>> Start PROVIDED ENTRIES
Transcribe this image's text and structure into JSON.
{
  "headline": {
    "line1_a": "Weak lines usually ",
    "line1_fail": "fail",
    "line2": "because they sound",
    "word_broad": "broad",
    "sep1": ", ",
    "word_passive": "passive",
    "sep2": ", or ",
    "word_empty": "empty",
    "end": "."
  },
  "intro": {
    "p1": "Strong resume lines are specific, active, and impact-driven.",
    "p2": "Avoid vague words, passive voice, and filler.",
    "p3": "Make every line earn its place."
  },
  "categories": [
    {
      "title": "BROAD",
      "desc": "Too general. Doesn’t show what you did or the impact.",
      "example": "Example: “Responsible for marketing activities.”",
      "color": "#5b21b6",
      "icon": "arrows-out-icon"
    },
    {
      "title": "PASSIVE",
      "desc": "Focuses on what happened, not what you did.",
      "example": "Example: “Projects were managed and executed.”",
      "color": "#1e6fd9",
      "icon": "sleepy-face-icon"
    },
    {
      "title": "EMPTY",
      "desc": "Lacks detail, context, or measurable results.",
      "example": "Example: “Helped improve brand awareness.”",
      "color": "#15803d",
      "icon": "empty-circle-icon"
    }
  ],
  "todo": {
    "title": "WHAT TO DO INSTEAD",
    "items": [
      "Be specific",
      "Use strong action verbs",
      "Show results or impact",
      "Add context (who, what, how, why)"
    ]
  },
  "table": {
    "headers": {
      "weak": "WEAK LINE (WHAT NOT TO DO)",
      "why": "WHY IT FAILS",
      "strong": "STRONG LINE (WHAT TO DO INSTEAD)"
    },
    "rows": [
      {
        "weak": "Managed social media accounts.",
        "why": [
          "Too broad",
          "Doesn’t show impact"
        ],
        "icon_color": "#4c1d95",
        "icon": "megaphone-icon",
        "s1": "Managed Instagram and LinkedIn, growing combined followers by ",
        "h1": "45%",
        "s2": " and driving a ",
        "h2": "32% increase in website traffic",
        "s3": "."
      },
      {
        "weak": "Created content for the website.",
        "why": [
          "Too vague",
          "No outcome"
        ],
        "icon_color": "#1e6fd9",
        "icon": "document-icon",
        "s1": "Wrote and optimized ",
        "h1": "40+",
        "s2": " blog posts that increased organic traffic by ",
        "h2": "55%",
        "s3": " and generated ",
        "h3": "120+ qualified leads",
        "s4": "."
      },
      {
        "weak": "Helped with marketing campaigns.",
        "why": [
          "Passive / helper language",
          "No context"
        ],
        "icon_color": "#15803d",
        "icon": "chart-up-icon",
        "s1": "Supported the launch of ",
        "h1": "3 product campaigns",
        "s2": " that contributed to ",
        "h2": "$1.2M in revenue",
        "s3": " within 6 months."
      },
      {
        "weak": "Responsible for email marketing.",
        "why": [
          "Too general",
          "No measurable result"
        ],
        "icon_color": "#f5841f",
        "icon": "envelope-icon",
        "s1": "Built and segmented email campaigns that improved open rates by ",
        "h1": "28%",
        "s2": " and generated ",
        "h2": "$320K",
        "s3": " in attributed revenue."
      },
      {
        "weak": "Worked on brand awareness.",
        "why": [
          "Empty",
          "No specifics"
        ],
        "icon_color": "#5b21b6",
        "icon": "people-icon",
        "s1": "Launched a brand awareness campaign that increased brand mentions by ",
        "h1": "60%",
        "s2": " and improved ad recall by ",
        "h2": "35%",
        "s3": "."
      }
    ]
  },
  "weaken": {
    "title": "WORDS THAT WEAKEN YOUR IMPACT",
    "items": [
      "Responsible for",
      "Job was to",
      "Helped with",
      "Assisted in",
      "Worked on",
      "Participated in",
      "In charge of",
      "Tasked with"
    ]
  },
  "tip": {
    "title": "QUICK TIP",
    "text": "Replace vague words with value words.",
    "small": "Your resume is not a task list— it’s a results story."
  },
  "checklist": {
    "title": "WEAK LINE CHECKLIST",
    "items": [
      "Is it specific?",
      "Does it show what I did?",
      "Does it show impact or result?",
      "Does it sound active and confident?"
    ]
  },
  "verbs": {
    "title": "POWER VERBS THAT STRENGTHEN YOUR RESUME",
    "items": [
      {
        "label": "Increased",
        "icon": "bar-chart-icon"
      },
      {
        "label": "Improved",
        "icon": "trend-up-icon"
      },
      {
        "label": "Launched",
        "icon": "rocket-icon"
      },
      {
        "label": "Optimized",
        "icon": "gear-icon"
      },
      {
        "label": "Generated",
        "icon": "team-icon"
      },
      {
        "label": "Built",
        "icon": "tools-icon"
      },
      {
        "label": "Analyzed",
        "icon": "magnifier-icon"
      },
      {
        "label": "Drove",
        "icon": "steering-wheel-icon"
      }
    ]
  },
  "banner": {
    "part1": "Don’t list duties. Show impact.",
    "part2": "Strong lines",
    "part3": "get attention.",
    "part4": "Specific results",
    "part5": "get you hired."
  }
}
>> End PROVIDED ENTRIES
DO THIS: Pull out all lines containing "Built".

ANSWER FOR THE TASK:
        "s1": "Built and segmented email campaigns that improved open rates by ",
        "label": "Built",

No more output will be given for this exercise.